## Working data
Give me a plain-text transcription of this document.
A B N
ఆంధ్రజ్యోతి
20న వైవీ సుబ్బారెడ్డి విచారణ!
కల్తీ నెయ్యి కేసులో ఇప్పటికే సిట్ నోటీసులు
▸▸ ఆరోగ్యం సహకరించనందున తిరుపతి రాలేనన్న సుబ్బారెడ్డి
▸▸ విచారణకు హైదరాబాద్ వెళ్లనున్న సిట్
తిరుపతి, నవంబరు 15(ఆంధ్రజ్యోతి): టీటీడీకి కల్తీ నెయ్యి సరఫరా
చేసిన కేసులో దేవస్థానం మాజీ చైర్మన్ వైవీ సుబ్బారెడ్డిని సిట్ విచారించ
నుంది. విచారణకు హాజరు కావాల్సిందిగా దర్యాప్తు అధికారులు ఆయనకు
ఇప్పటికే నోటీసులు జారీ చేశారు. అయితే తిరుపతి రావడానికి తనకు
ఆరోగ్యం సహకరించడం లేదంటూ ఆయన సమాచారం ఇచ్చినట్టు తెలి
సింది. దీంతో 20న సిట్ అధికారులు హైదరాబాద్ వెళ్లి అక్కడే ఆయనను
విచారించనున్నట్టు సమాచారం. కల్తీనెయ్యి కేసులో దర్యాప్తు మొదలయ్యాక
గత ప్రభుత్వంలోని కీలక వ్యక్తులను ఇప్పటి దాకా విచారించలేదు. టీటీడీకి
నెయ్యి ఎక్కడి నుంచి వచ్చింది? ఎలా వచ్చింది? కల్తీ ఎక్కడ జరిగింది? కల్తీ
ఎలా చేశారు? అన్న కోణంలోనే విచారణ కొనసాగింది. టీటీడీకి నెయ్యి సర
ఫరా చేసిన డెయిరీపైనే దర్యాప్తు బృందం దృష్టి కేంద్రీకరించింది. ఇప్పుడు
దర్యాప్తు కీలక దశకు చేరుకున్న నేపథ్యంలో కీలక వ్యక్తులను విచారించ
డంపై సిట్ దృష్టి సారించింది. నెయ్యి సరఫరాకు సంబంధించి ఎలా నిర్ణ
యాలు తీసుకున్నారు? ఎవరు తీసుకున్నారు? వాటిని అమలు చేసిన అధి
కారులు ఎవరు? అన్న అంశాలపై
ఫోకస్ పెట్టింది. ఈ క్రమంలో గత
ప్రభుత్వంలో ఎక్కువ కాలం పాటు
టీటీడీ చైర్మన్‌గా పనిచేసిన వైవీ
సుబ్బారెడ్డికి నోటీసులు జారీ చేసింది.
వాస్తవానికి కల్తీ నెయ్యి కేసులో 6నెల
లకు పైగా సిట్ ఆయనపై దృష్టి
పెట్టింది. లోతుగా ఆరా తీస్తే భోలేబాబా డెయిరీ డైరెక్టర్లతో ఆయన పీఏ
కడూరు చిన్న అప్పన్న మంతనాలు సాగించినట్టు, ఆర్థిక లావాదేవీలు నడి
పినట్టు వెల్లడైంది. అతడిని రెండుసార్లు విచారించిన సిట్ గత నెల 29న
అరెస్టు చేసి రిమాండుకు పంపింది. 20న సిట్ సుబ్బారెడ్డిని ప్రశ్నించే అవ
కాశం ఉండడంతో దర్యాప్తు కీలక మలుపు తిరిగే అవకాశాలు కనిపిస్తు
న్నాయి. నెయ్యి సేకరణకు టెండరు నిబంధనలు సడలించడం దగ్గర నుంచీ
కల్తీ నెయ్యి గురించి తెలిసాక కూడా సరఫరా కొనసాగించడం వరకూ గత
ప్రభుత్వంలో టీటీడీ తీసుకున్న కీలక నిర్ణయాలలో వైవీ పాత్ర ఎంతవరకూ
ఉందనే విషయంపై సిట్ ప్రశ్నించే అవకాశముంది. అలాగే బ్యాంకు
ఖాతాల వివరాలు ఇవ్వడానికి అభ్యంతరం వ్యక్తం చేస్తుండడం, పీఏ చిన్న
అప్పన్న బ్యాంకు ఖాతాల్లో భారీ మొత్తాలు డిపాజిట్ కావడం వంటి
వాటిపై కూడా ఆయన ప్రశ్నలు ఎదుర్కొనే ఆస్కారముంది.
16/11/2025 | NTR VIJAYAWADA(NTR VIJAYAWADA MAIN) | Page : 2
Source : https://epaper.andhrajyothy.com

## Exercise brief
Return all lines with the word "సరఫర" in them.

## Result of the exercise
తిరుపతి, నవంబరు 15(ఆంధ్రజ్యోతి): టీటీడీకి కల్తీ నెయ్యి సరఫరా
డంపై సిట్ దృష్టి సారించింది. నెయ్యి సరఫరాకు సంబంధించి ఎలా నిర్ణ
కల్తీ నెయ్యి గురించి తెలిసాక కూడా సరఫరా కొనసాగించడం వరకూ గత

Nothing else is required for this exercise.